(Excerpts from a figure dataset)
□ □ □ □

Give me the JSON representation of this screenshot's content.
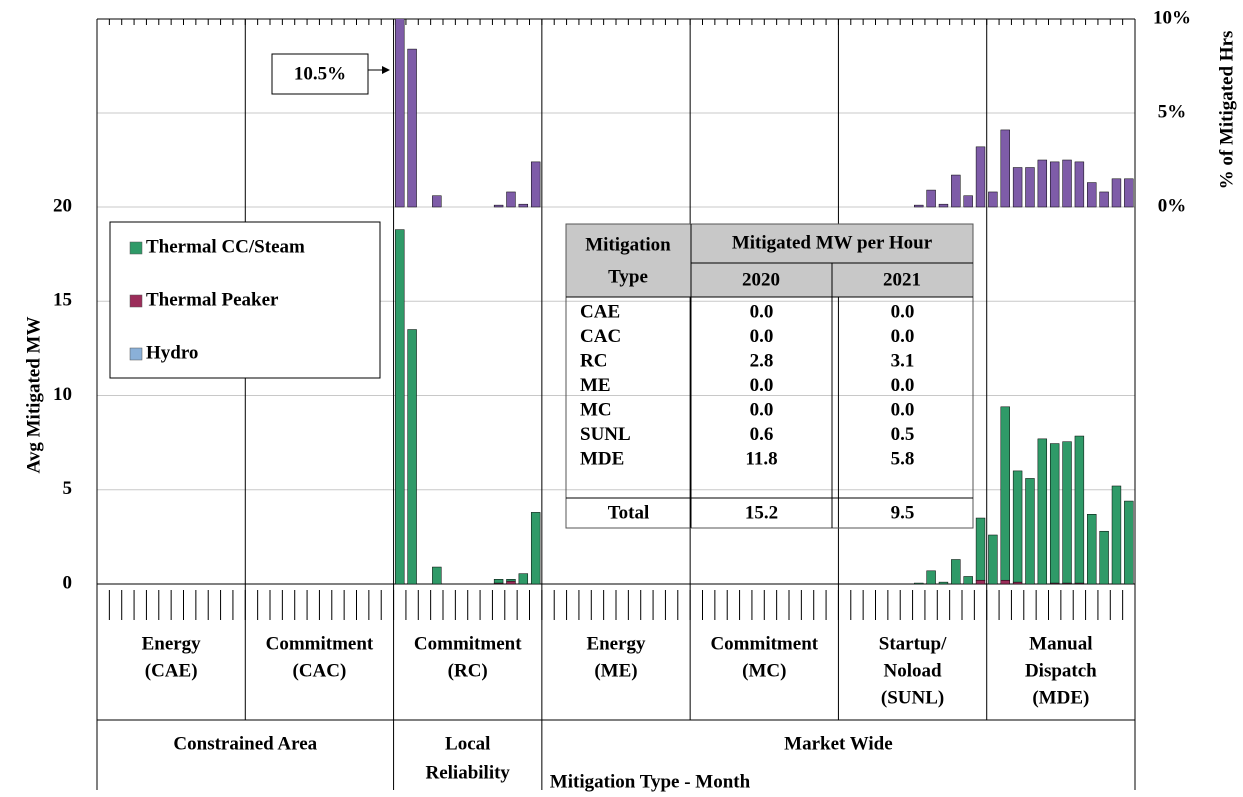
{
  "chart_data": {
    "type": "bar",
    "y_label": "Avg Mitigated MW",
    "y2_label": "% of Mitigated Hrs",
    "x_label": "Mitigation Type - Month",
    "ylim": [
      0,
      20
    ],
    "yticks": [
      0,
      5,
      10,
      15,
      20
    ],
    "y2lim": [
      0,
      10
    ],
    "y2ticks": [
      {
        "value": 0,
        "label": "0%"
      },
      {
        "value": 5,
        "label": "5%"
      },
      {
        "value": 10,
        "label": "10%"
      }
    ],
    "grid": true,
    "legend": "upper left",
    "sections": [
      {
        "label": [
          "Constrained Area"
        ],
        "groups": [
          {
            "label": [
              "Energy",
              "(CAE)"
            ]
          },
          {
            "label": [
              "Commitment",
              "(CAC)"
            ]
          }
        ]
      },
      {
        "label": [
          "Local",
          "Reliability"
        ],
        "groups": [
          {
            "label": [
              "Commitment",
              "(RC)"
            ]
          }
        ]
      },
      {
        "label": [
          "Market Wide"
        ],
        "groups": [
          {
            "label": [
              "Energy",
              "(ME)"
            ]
          },
          {
            "label": [
              "Commitment",
              "(MC)"
            ]
          },
          {
            "label": [
              "Startup/",
              "Noload",
              "(SUNL)"
            ]
          },
          {
            "label": [
              "Manual",
              "Dispatch",
              "(MDE)"
            ]
          }
        ]
      }
    ],
    "series": [
      {
        "name": "Thermal Peaker",
        "color": "#9b2d5a",
        "values": [
          0,
          0,
          0,
          0,
          0,
          0,
          0,
          0,
          0,
          0,
          0,
          0,
          0,
          0,
          0,
          0,
          0,
          0,
          0,
          0,
          0,
          0,
          0,
          0,
          0,
          0,
          0,
          0,
          0,
          0,
          0,
          0,
          0.05,
          0.15,
          0,
          0,
          0,
          0,
          0,
          0,
          0,
          0,
          0,
          0,
          0,
          0,
          0,
          0,
          0,
          0,
          0,
          0,
          0,
          0,
          0,
          0,
          0,
          0,
          0,
          0,
          0,
          0,
          0,
          0,
          0,
          0,
          0,
          0,
          0,
          0,
          0,
          0.2,
          0,
          0.2,
          0.1,
          0,
          0,
          0.05,
          0.05,
          0.05,
          0,
          0,
          0,
          0
        ]
      },
      {
        "name": "Hydro",
        "color": "#8ab0d8",
        "values": [
          0,
          0,
          0,
          0,
          0,
          0,
          0,
          0,
          0,
          0,
          0,
          0,
          0,
          0,
          0,
          0,
          0,
          0,
          0,
          0,
          0,
          0,
          0,
          0,
          0,
          0,
          0,
          0,
          0,
          0,
          0,
          0,
          0,
          0,
          0,
          0,
          0,
          0,
          0,
          0,
          0,
          0,
          0,
          0,
          0,
          0,
          0,
          0,
          0,
          0,
          0,
          0,
          0,
          0,
          0,
          0,
          0,
          0,
          0,
          0,
          0,
          0,
          0,
          0,
          0,
          0,
          0,
          0,
          0,
          0,
          0,
          0,
          0,
          0,
          0,
          0,
          0,
          0,
          0,
          0,
          0,
          0,
          0,
          0
        ]
      },
      {
        "name": "Thermal CC/Steam",
        "color": "#2f9a68",
        "values": [
          0,
          0,
          0,
          0,
          0,
          0,
          0,
          0,
          0,
          0,
          0,
          0,
          0,
          0,
          0,
          0,
          0,
          0,
          0,
          0,
          0,
          0,
          0,
          0,
          18.8,
          13.5,
          0,
          0.9,
          0,
          0,
          0,
          0,
          0.2,
          0.1,
          0.55,
          3.8,
          0,
          0,
          0,
          0,
          0,
          0,
          0,
          0,
          0,
          0,
          0,
          0,
          0,
          0,
          0,
          0,
          0,
          0,
          0,
          0,
          0,
          0,
          0,
          0,
          0,
          0,
          0,
          0,
          0,
          0,
          0.05,
          0.7,
          0.1,
          1.3,
          0.4,
          3.3,
          2.6,
          9.2,
          5.9,
          5.6,
          7.7,
          7.4,
          7.5,
          7.8,
          3.7,
          2.8,
          5.2,
          4.4
        ]
      }
    ],
    "legend_order": [
      "Thermal CC/Steam",
      "Thermal Peaker",
      "Hydro"
    ],
    "pct_series": {
      "axis": "y2",
      "color": "#7e5ca8",
      "values": [
        0,
        0,
        0,
        0,
        0,
        0,
        0,
        0,
        0,
        0,
        0,
        0,
        0,
        0,
        0,
        0,
        0,
        0,
        0,
        0,
        0,
        0,
        0,
        0,
        10.5,
        8.4,
        0,
        0.6,
        0,
        0,
        0,
        0,
        0.1,
        0.8,
        0.15,
        2.4,
        0,
        0,
        0,
        0,
        0,
        0,
        0,
        0,
        0,
        0,
        0,
        0,
        0,
        0,
        0,
        0,
        0,
        0,
        0,
        0,
        0,
        0,
        0,
        0,
        0,
        0,
        0,
        0,
        0,
        0,
        0.1,
        0.9,
        0.15,
        1.7,
        0.6,
        3.2,
        0.8,
        4.1,
        2.1,
        2.1,
        2.5,
        2.4,
        2.5,
        2.4,
        1.3,
        0.8,
        1.5,
        1.5
      ]
    },
    "annotation": "10.5%",
    "table": {
      "header": [
        [
          "Mitigation",
          "Type"
        ],
        "Mitigated MW per Hour",
        "2020",
        "2021"
      ],
      "rows": [
        [
          "CAE",
          "0.0",
          "0.0"
        ],
        [
          "CAC",
          "0.0",
          "0.0"
        ],
        [
          "RC",
          "2.8",
          "3.1"
        ],
        [
          "ME",
          "0.0",
          "0.0"
        ],
        [
          "MC",
          "0.0",
          "0.0"
        ],
        [
          "SUNL",
          "0.6",
          "0.5"
        ],
        [
          "MDE",
          "11.8",
          "5.8"
        ]
      ],
      "total": [
        "Total",
        "15.2",
        "9.5"
      ]
    }
  }
}
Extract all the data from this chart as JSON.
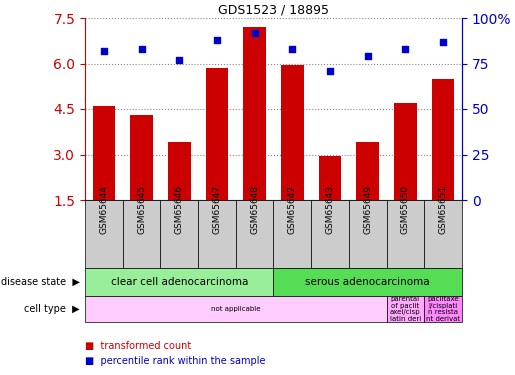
{
  "title": "GDS1523 / 18895",
  "samples": [
    "GSM65644",
    "GSM65645",
    "GSM65646",
    "GSM65647",
    "GSM65648",
    "GSM65642",
    "GSM65643",
    "GSM65649",
    "GSM65650",
    "GSM65651"
  ],
  "bar_values": [
    4.6,
    4.3,
    3.4,
    5.85,
    7.2,
    5.95,
    2.95,
    3.4,
    4.7,
    5.5
  ],
  "scatter_values": [
    82,
    83,
    77,
    88,
    92,
    83,
    71,
    79,
    83,
    87
  ],
  "bar_color": "#cc0000",
  "scatter_color": "#0000cc",
  "ylim_left": [
    1.5,
    7.5
  ],
  "ylim_right": [
    0,
    100
  ],
  "yticks_left": [
    1.5,
    3.0,
    4.5,
    6.0,
    7.5
  ],
  "yticks_right": [
    0,
    25,
    50,
    75,
    100
  ],
  "disease_state_groups": [
    {
      "label": "clear cell adenocarcinoma",
      "start": 0,
      "end": 5,
      "color": "#99ee99"
    },
    {
      "label": "serous adenocarcinoma",
      "start": 5,
      "end": 10,
      "color": "#55dd55"
    }
  ],
  "cell_type_groups": [
    {
      "label": "not applicable",
      "start": 0,
      "end": 8,
      "color": "#ffccff"
    },
    {
      "label": "parental\nof paclit\naxel/cisp\nlatin deri",
      "start": 8,
      "end": 9,
      "color": "#ffaaff"
    },
    {
      "label": "paclitaxe\nl/cisplati\nn resista\nnt derivat",
      "start": 9,
      "end": 10,
      "color": "#ff88ff"
    }
  ],
  "bar_color_hex": "#cc0000",
  "scatter_color_hex": "#0000cc",
  "left_label_color": "#cc0000",
  "right_label_color": "#0000cc",
  "background_color": "#ffffff",
  "plot_bg_color": "#ffffff",
  "grid_color": "#888888",
  "tick_bg_color": "#cccccc"
}
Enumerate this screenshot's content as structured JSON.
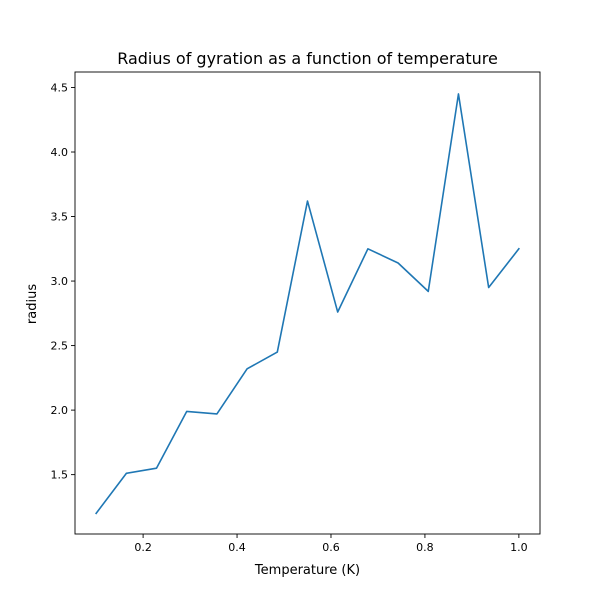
{
  "chart_data": {
    "type": "line",
    "title": "Radius of gyration as a function of temperature",
    "xlabel": "Temperature (K)",
    "ylabel": "radius",
    "xlim": [
      0.055,
      1.045
    ],
    "ylim": [
      1.04,
      4.62
    ],
    "xticks": [
      0.2,
      0.4,
      0.6,
      0.8,
      1.0
    ],
    "xtick_labels": [
      "0.2",
      "0.4",
      "0.6",
      "0.8",
      "1.0"
    ],
    "yticks": [
      1.5,
      2.0,
      2.5,
      3.0,
      3.5,
      4.0,
      4.5
    ],
    "ytick_labels": [
      "1.5",
      "2.0",
      "2.5",
      "3.0",
      "3.5",
      "4.0",
      "4.5"
    ],
    "grid": false,
    "legend": "none",
    "line_color": "#1f77b4",
    "series": [
      {
        "x": [
          0.1,
          0.1643,
          0.2286,
          0.2929,
          0.3571,
          0.4214,
          0.4857,
          0.55,
          0.6143,
          0.6786,
          0.7429,
          0.8071,
          0.8714,
          0.9357,
          1.0
        ],
        "values": [
          1.2,
          1.51,
          1.55,
          1.99,
          1.97,
          2.32,
          2.45,
          3.62,
          2.76,
          3.25,
          3.14,
          2.92,
          4.45,
          2.95,
          3.25
        ]
      }
    ]
  }
}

□ □ □ □

Pictures are left out; print exactly the lines from the one holding "Enumerate this screenshot's" through the last line of the listing above, both included.

Enumerate this screenshot's content as structured JSON.
{
  "chart_data": {
    "type": "line",
    "title": "Radius of gyration as a function of temperature",
    "xlabel": "Temperature (K)",
    "ylabel": "radius",
    "xlim": [
      0.055,
      1.045
    ],
    "ylim": [
      1.04,
      4.62
    ],
    "xticks": [
      0.2,
      0.4,
      0.6,
      0.8,
      1.0
    ],
    "xtick_labels": [
      "0.2",
      "0.4",
      "0.6",
      "0.8",
      "1.0"
    ],
    "yticks": [
      1.5,
      2.0,
      2.5,
      3.0,
      3.5,
      4.0,
      4.5
    ],
    "ytick_labels": [
      "1.5",
      "2.0",
      "2.5",
      "3.0",
      "3.5",
      "4.0",
      "4.5"
    ],
    "grid": false,
    "legend": "none",
    "line_color": "#1f77b4",
    "series": [
      {
        "x": [
          0.1,
          0.1643,
          0.2286,
          0.2929,
          0.3571,
          0.4214,
          0.4857,
          0.55,
          0.6143,
          0.6786,
          0.7429,
          0.8071,
          0.8714,
          0.9357,
          1.0
        ],
        "values": [
          1.2,
          1.51,
          1.55,
          1.99,
          1.97,
          2.32,
          2.45,
          3.62,
          2.76,
          3.25,
          3.14,
          2.92,
          4.45,
          2.95,
          3.25
        ]
      }
    ]
  }
}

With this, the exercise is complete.